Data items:
__________________________________________________
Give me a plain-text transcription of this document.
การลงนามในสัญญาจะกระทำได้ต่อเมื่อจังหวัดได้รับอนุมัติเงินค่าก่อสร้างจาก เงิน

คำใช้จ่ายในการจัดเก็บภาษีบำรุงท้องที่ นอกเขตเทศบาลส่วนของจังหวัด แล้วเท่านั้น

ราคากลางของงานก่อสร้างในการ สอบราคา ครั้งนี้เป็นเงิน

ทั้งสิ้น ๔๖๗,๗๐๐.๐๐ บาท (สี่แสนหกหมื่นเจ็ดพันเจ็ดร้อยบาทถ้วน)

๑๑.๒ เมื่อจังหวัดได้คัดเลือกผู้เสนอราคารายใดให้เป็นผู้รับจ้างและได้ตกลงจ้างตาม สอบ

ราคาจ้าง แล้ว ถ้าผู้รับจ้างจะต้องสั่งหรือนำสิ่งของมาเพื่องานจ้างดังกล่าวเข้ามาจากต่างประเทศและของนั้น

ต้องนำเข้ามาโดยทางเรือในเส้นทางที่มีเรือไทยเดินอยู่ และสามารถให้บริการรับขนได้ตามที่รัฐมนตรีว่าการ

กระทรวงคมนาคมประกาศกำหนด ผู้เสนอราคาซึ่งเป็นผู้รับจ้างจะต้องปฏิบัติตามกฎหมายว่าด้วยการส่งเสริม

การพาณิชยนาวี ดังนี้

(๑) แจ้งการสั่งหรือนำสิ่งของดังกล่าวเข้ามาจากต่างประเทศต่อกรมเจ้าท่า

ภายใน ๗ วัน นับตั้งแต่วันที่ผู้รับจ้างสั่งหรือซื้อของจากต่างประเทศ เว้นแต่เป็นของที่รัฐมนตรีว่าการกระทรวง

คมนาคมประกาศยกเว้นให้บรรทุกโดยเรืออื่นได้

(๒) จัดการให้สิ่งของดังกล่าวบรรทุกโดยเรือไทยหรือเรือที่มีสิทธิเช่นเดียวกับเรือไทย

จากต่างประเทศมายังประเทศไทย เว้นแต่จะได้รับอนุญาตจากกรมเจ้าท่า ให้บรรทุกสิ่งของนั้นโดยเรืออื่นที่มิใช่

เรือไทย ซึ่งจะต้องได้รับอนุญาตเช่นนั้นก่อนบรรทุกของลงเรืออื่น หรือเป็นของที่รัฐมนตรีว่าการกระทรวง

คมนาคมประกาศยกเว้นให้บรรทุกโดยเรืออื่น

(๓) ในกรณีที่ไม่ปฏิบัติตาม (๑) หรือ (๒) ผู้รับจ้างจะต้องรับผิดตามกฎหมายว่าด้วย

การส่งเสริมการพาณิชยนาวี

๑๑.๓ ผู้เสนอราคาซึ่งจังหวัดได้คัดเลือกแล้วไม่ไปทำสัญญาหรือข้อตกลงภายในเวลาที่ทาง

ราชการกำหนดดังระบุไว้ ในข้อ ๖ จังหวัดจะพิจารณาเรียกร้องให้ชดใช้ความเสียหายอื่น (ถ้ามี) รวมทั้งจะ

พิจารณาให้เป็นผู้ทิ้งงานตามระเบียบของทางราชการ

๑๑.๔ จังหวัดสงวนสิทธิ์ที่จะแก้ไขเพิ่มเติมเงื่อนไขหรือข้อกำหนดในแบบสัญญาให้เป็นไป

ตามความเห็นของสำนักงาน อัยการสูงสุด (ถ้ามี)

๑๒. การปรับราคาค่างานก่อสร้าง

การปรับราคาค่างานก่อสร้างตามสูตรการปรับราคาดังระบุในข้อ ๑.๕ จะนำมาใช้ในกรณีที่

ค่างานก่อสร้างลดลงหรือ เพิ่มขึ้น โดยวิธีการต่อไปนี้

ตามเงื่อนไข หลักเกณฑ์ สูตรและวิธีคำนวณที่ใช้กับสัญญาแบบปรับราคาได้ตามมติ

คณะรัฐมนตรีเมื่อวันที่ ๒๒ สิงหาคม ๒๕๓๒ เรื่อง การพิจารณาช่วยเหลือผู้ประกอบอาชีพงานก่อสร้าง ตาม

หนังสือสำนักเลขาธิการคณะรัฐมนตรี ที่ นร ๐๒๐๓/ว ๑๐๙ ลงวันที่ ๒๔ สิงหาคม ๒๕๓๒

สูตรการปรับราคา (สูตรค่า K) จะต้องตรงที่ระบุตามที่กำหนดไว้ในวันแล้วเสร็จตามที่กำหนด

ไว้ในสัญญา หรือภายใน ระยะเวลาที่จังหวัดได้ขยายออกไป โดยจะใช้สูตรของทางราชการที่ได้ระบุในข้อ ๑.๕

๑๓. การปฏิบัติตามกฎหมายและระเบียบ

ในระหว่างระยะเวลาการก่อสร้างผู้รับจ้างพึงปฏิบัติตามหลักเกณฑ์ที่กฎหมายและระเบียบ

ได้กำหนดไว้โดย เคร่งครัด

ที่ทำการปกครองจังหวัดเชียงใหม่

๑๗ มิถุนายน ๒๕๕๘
__________________________________________________
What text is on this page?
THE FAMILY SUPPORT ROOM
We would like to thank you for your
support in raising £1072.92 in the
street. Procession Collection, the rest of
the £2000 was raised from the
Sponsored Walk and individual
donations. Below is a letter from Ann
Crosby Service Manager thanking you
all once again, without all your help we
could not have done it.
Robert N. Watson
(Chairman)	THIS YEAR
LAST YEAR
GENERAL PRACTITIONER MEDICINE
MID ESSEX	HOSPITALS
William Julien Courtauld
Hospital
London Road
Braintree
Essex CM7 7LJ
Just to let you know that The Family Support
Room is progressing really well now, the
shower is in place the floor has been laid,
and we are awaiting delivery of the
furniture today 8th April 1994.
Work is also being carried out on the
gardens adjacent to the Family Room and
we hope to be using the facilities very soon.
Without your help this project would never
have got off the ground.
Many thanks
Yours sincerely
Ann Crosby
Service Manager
__________________________________________________
#### Exercise aim
Gather all the lines that include the word "ามาจากต" and copy them out.

#### Output for this exercise
ราคาจ้าง แล้ว ถ้าผู้รับจ้างจะต้องสั่งหรือนำสิ่งของมาเพื่องานจ้างดังกล่าวเข้ามาจากต่างประเทศและของนั้น
(๑) แจ้งการสั่งหรือนำสิ่งของดังกล่าวเข้ามาจากต่างประเทศต่อกรมเจ้าท่า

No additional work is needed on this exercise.